# START OF EXTRACTED MATERIAL

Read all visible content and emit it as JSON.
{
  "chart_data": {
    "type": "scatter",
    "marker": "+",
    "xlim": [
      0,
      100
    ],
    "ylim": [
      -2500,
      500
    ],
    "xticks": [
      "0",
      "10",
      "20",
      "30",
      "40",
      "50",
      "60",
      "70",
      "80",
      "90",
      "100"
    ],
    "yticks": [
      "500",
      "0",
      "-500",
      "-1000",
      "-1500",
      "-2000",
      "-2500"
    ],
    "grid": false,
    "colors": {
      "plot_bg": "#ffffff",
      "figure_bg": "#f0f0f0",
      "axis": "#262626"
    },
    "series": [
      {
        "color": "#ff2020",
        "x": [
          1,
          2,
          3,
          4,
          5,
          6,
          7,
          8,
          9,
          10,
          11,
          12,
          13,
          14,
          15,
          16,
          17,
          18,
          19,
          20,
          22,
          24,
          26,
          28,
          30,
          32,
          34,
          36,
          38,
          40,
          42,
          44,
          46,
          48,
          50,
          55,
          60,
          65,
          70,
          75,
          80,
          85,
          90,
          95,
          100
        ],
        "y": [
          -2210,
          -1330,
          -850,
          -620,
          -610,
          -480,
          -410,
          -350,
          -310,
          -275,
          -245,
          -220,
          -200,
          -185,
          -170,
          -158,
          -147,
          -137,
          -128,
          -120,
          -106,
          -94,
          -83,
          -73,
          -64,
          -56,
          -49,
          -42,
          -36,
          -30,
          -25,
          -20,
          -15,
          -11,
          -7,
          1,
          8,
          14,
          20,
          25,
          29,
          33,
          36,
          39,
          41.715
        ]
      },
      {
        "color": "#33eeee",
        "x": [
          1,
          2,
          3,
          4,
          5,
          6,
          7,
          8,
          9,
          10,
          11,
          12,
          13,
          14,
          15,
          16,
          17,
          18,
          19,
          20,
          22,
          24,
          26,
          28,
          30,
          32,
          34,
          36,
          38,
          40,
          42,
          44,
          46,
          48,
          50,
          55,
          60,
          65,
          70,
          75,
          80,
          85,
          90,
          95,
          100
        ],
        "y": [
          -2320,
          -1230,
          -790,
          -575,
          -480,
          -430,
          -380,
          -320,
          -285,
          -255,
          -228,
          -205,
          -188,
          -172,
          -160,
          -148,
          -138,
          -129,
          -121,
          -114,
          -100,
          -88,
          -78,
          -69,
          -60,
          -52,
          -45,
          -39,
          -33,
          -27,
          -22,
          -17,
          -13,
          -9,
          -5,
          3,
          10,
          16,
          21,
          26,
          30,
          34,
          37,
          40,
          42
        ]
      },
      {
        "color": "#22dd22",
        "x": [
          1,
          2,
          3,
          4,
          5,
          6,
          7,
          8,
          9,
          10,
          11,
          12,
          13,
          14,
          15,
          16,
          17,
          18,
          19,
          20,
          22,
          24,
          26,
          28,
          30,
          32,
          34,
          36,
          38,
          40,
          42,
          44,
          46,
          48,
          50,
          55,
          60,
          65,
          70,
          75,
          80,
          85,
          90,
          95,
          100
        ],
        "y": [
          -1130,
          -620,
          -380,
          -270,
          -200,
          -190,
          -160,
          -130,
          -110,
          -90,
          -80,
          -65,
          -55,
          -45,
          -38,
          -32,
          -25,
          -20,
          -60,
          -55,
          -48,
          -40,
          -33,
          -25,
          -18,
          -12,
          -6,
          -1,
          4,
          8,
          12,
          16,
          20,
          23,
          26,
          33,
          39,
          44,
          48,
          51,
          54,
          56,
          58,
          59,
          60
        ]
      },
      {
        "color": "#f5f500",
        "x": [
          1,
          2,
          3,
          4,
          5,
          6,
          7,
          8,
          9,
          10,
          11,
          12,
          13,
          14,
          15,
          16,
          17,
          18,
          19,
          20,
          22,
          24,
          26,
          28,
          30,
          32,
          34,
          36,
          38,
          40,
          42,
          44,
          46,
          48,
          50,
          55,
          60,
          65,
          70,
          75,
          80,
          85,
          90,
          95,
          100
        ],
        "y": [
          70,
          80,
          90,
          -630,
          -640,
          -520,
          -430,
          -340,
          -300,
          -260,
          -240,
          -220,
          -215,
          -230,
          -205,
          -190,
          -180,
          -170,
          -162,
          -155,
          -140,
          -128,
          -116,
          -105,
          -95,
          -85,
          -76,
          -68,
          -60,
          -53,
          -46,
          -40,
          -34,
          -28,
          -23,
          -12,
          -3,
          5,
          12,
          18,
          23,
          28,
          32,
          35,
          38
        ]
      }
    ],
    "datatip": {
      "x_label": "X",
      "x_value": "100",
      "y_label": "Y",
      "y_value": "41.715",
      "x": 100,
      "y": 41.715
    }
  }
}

# END OF EXTRACTED MATERIAL

=== DIRECTION ===
Return the whole listing exactly, with every line included.

=== THE ANSWER ===
Read all visible content and emit it as JSON.
{
  "chart_data": {
    "type": "scatter",
    "marker": "+",
    "xlim": [
      0,
      100
    ],
    "ylim": [
      -2500,
      500
    ],
    "xticks": [
      "0",
      "10",
      "20",
      "30",
      "40",
      "50",
      "60",
      "70",
      "80",
      "90",
      "100"
    ],
    "yticks": [
      "500",
      "0",
      "-500",
      "-1000",
      "-1500",
      "-2000",
      "-2500"
    ],
    "grid": false,
    "colors": {
      "plot_bg": "#ffffff",
      "figure_bg": "#f0f0f0",
      "axis": "#262626"
    },
    "series": [
      {
        "color": "#ff2020",
        "x": [
          1,
          2,
          3,
          4,
          5,
          6,
          7,
          8,
          9,
          10,
          11,
          12,
          13,
          14,
          15,
          16,
          17,
          18,
          19,
          20,
          22,
          24,
          26,
          28,
          30,
          32,
          34,
          36,
          38,
          40,
          42,
          44,
          46,
          48,
          50,
          55,
          60,
          65,
          70,
          75,
          80,
          85,
          90,
          95,
          100
        ],
        "y": [
          -2210,
          -1330,
          -850,
          -620,
          -610,
          -480,
          -410,
          -350,
          -310,
          -275,
          -245,
          -220,
          -200,
          -185,
          -170,
          -158,
          -147,
          -137,
          -128,
          -120,
          -106,
          -94,
          -83,
          -73,
          -64,
          -56,
          -49,
          -42,
          -36,
          -30,
          -25,
          -20,
          -15,
          -11,
          -7,
          1,
          8,
          14,
          20,
          25,
          29,
          33,
          36,
          39,
          41.715
        ]
      },
      {
        "color": "#33eeee",
        "x": [
          1,
          2,
          3,
          4,
          5,
          6,
          7,
          8,
          9,
          10,
          11,
          12,
          13,
          14,
          15,
          16,
          17,
          18,
          19,
          20,
          22,
          24,
          26,
          28,
          30,
          32,
          34,
          36,
          38,
          40,
          42,
          44,
          46,
          48,
          50,
          55,
          60,
          65,
          70,
          75,
          80,
          85,
          90,
          95,
          100
        ],
        "y": [
          -2320,
          -1230,
          -790,
          -575,
          -480,
          -430,
          -380,
          -320,
          -285,
          -255,
          -228,
          -205,
          -188,
          -172,
          -160,
          -148,
          -138,
          -129,
          -121,
          -114,
          -100,
          -88,
          -78,
          -69,
          -60,
          -52,
          -45,
          -39,
          -33,
          -27,
          -22,
          -17,
          -13,
          -9,
          -5,
          3,
          10,
          16,
          21,
          26,
          30,
          34,
          37,
          40,
          42
        ]
      },
      {
        "color": "#22dd22",
        "x": [
          1,
          2,
          3,
          4,
          5,
          6,
          7,
          8,
          9,
          10,
          11,
          12,
          13,
          14,
          15,
          16,
          17,
          18,
          19,
          20,
          22,
          24,
          26,
          28,
          30,
          32,
          34,
          36,
          38,
          40,
          42,
          44,
          46,
          48,
          50,
          55,
          60,
          65,
          70,
          75,
          80,
          85,
          90,
          95,
          100
        ],
        "y": [
          -1130,
          -620,
          -380,
          -270,
          -200,
          -190,
          -160,
          -130,
          -110,
          -90,
          -80,
          -65,
          -55,
          -45,
          -38,
          -32,
          -25,
          -20,
          -60,
          -55,
          -48,
          -40,
          -33,
          -25,
          -18,
          -12,
          -6,
          -1,
          4,
          8,
          12,
          16,
          20,
          23,
          26,
          33,
          39,
          44,
          48,
          51,
          54,
          56,
          58,
          59,
          60
        ]
      },
      {
        "color": "#f5f500",
        "x": [
          1,
          2,
          3,
          4,
          5,
          6,
          7,
          8,
          9,
          10,
          11,
          12,
          13,
          14,
          15,
          16,
          17,
          18,
          19,
          20,
          22,
          24,
          26,
          28,
          30,
          32,
          34,
          36,
          38,
          40,
          42,
          44,
          46,
          48,
          50,
          55,
          60,
          65,
          70,
          75,
          80,
          85,
          90,
          95,
          100
        ],
        "y": [
          70,
          80,
          90,
          -630,
          -640,
          -520,
          -430,
          -340,
          -300,
          -260,
          -240,
          -220,
          -215,
          -230,
          -205,
          -190,
          -180,
          -170,
          -162,
          -155,
          -140,
          -128,
          -116,
          -105,
          -95,
          -85,
          -76,
          -68,
          -60,
          -53,
          -46,
          -40,
          -34,
          -28,
          -23,
          -12,
          -3,
          5,
          12,
          18,
          23,
          28,
          32,
          35,
          38
        ]
      }
    ],
    "datatip": {
      "x_label": "X",
      "x_value": "100",
      "y_label": "Y",
      "y_value": "41.715",
      "x": 100,
      "y": 41.715
    }
  }
}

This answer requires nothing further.